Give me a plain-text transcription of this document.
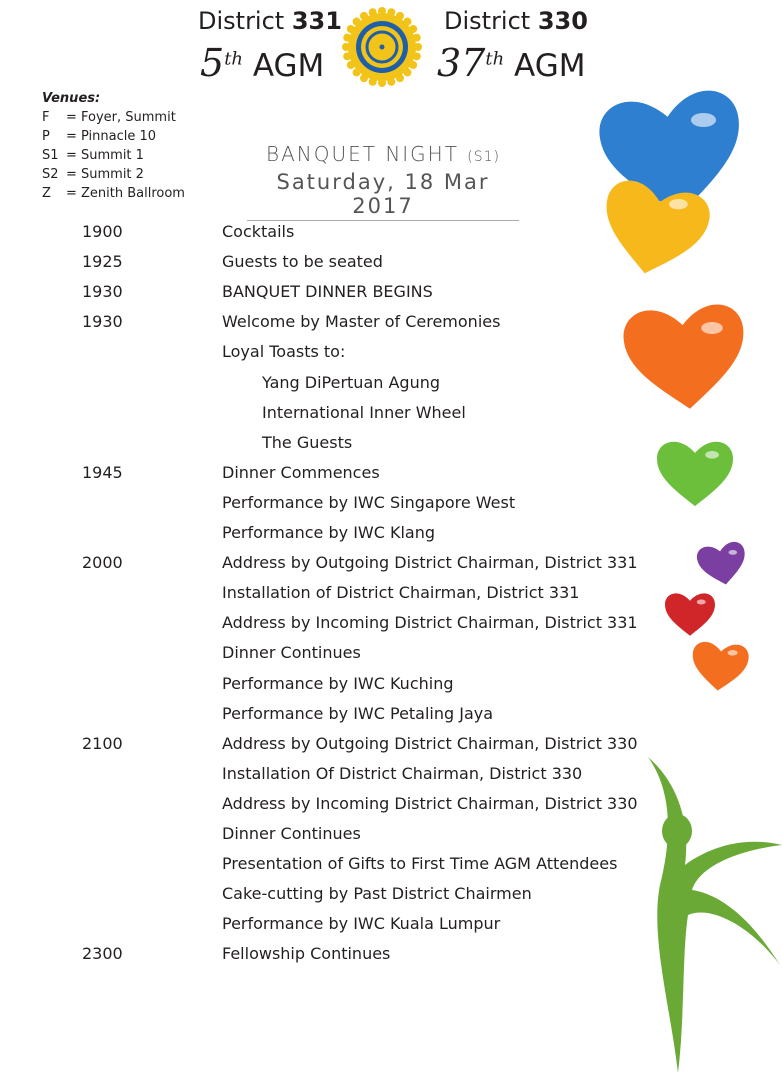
District 331
5th AGM
District 330
37th AGM
Venues:
F = Foyer, Summit
P = Pinnacle 10
S1 = Summit 1
S2 = Summit 2
Z = Zenith Ballroom
BANQUET NIGHT (S1)
Saturday, 18 Mar 2017
1900	Cocktails
1925	Guests to be seated
1930	BANQUET DINNER BEGINS
1930	Welcome by Master of Ceremonies
Loyal Toasts to:
Yang DiPertuan Agung
International Inner Wheel
The Guests
1945	Dinner Commences
Performance by IWC Singapore West
Performance by IWC Klang
2000	Address by Outgoing District Chairman, District 331
Installation of District Chairman, District 331
Address by Incoming District Chairman, District 331
Dinner Continues
Performance by IWC Kuching
Performance by IWC Petaling Jaya
2100	Address by Outgoing District Chairman, District 330
Installation Of District Chairman, District 330
Address by Incoming District Chairman, District 330
Dinner Continues
Presentation of Gifts to First Time AGM Attendees
Cake-cutting by Past District Chairmen
Performance by IWC Kuala Lumpur
2300	Fellowship Continues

———

WHAT YOU HAVE TO DO → Print the full listing exactly, dropping the pictures.

RESULT OF THE EXERCISE →
Give me a plain-text transcription of this document.
District 331
5th AGM
District 330
37th AGM
Venues:
F = Foyer, Summit
P = Pinnacle 10
S1 = Summit 1
S2 = Summit 2
Z = Zenith Ballroom
BANQUET NIGHT (S1)
Saturday, 18 Mar 2017
1900	Cocktails
1925	Guests to be seated
1930	BANQUET DINNER BEGINS
1930	Welcome by Master of Ceremonies
Loyal Toasts to:
Yang DiPertuan Agung
International Inner Wheel
The Guests
1945	Dinner Commences
Performance by IWC Singapore West
Performance by IWC Klang
2000	Address by Outgoing District Chairman, District 331
Installation of District Chairman, District 331
Address by Incoming District Chairman, District 331
Dinner Continues
Performance by IWC Kuching
Performance by IWC Petaling Jaya
2100	Address by Outgoing District Chairman, District 330
Installation Of District Chairman, District 330
Address by Incoming District Chairman, District 330
Dinner Continues
Presentation of Gifts to First Time AGM Attendees
Cake-cutting by Past District Chairmen
Performance by IWC Kuala Lumpur
2300	Fellowship Continues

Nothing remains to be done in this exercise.